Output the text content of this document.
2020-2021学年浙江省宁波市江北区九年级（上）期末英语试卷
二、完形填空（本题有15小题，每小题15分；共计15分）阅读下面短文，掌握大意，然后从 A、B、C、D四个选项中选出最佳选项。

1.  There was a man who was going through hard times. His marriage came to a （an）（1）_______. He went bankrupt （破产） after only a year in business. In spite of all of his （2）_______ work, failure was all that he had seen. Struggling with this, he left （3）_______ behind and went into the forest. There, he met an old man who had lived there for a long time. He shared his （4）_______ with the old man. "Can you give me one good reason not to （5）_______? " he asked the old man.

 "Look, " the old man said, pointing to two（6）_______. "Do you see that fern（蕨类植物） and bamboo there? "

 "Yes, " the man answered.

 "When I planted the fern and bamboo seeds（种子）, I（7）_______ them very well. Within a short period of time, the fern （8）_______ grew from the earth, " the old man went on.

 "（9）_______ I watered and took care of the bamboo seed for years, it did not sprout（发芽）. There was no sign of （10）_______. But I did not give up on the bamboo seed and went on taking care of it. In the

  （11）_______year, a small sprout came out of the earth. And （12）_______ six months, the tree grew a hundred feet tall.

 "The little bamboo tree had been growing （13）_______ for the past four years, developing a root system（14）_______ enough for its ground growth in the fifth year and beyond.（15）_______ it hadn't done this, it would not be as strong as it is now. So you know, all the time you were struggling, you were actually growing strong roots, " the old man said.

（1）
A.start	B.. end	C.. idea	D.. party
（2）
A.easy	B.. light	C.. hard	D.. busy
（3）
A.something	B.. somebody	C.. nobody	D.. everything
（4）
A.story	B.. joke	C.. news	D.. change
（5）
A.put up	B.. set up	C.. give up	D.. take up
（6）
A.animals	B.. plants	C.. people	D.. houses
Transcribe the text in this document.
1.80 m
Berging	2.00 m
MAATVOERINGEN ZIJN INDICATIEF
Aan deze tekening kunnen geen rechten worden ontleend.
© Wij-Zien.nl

OBJECTIVE: Take the data above and return it exactly.

TASK ANSWER:
Output the text content of this document.
2020-2021学年浙江省宁波市江北区九年级（上）期末英语试卷
二、完形填空（本题有15小题，每小题15分；共计15分）阅读下面短文，掌握大意，然后从 A、B、C、D四个选项中选出最佳选项。

1.  There was a man who was going through hard times. His marriage came to a （an）（1）_______. He went bankrupt （破产） after only a year in business. In spite of all of his （2）_______ work, failure was all that he had seen. Struggling with this, he left （3）_______ behind and went into the forest. There, he met an old man who had lived there for a long time. He shared his （4）_______ with the old man. "Can you give me one good reason not to （5）_______? " he asked the old man.

 "Look, " the old man said, pointing to two（6）_______. "Do you see that fern（蕨类植物） and bamboo there? "

 "Yes, " the man answered.

 "When I planted the fern and bamboo seeds（种子）, I（7）_______ them very well. Within a short period of time, the fern （8）_______ grew from the earth, " the old man went on.

 "（9）_______ I watered and took care of the bamboo seed for years, it did not sprout（发芽）. There was no sign of （10）_______. But I did not give up on the bamboo seed and went on taking care of it. In the

  （11）_______year, a small sprout came out of the earth. And （12）_______ six months, the tree grew a hundred feet tall.

 "The little bamboo tree had been growing （13）_______ for the past four years, developing a root system（14）_______ enough for its ground growth in the fifth year and beyond.（15）_______ it hadn't done this, it would not be as strong as it is now. So you know, all the time you were struggling, you were actually growing strong roots, " the old man said.

（1）
A.start	B.. end	C.. idea	D.. party
（2）
A.easy	B.. light	C.. hard	D.. busy
（3）
A.something	B.. somebody	C.. nobody	D.. everything
（4）
A.story	B.. joke	C.. news	D.. change
（5）
A.put up	B.. set up	C.. give up	D.. take up
（6）
A.animals	B.. plants	C.. people	D.. houses
Transcribe the text in this document.
1.80 m
Berging	2.00 m
MAATVOERINGEN ZIJN INDICATIEF
Aan deze tekening kunnen geen rechten worden ontleend.
© Wij-Zien.nl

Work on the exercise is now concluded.